## [Problem requirements]
Repeat every record below exactly, leaving out the pictures.

** Begin **

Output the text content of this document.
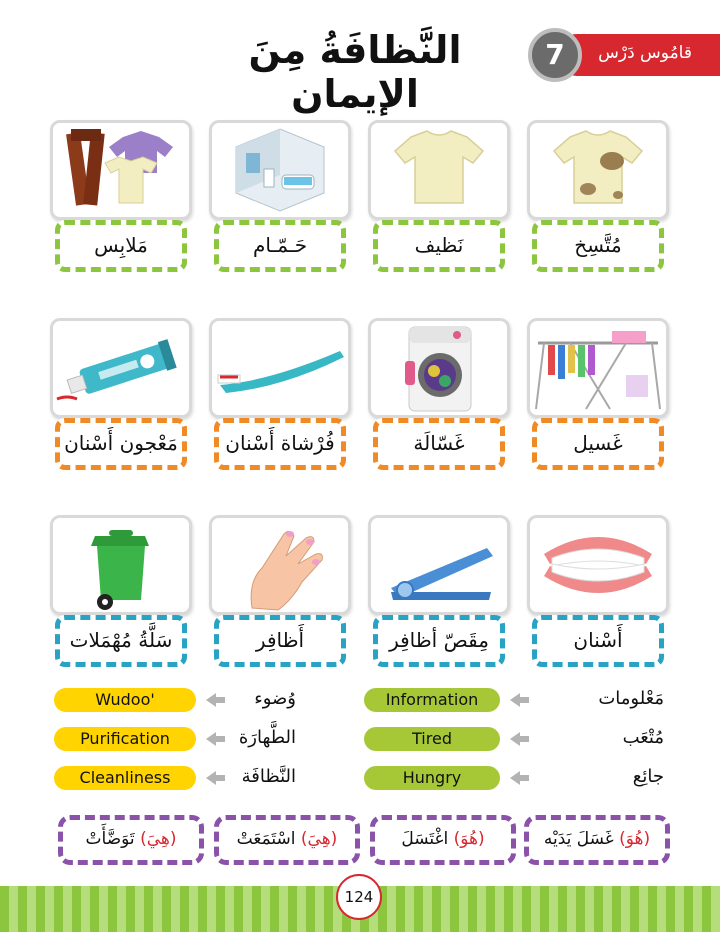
النَّظافَةُ مِنَ الإيمان
قامُوس دَرْس
7
مَلابِس	حَـمّـام	نَظيف	مُتَّسِخ
مَعْجون أَسْنان	فُرْشاة أَسْنان	غَسّالَة	غَسيل
سَلَّةُ مُهْمَلات	أَظافِر	مِقَصّ أظافِر	أَسْنان
Information	مَعْلومات
Tired	مُتْعَب
Hungry	جائِع
Wudoo'	وُضوء
Purification	الطَّهارَة
Cleanliness	النَّظافَة
(هِيَ) تَوَضَّأَتْ	(هِيَ) اسْتَمَعَتْ	(هُوَ) اغْتَسَلَ	(هُوَ) غَسَلَ يَدَيْه
124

** End **

## [Task output]
Output the text content of this document.
النَّظافَةُ مِنَ الإيمان
قامُوس دَرْس
7
مَلابِس	حَـمّـام	نَظيف	مُتَّسِخ
مَعْجون أَسْنان	فُرْشاة أَسْنان	غَسّالَة	غَسيل
سَلَّةُ مُهْمَلات	أَظافِر	مِقَصّ أظافِر	أَسْنان
Information	مَعْلومات
Tired	مُتْعَب
Hungry	جائِع
Wudoo'	وُضوء
Purification	الطَّهارَة
Cleanliness	النَّظافَة
(هِيَ) تَوَضَّأَتْ	(هِيَ) اسْتَمَعَتْ	(هُوَ) اغْتَسَلَ	(هُوَ) غَسَلَ يَدَيْه
124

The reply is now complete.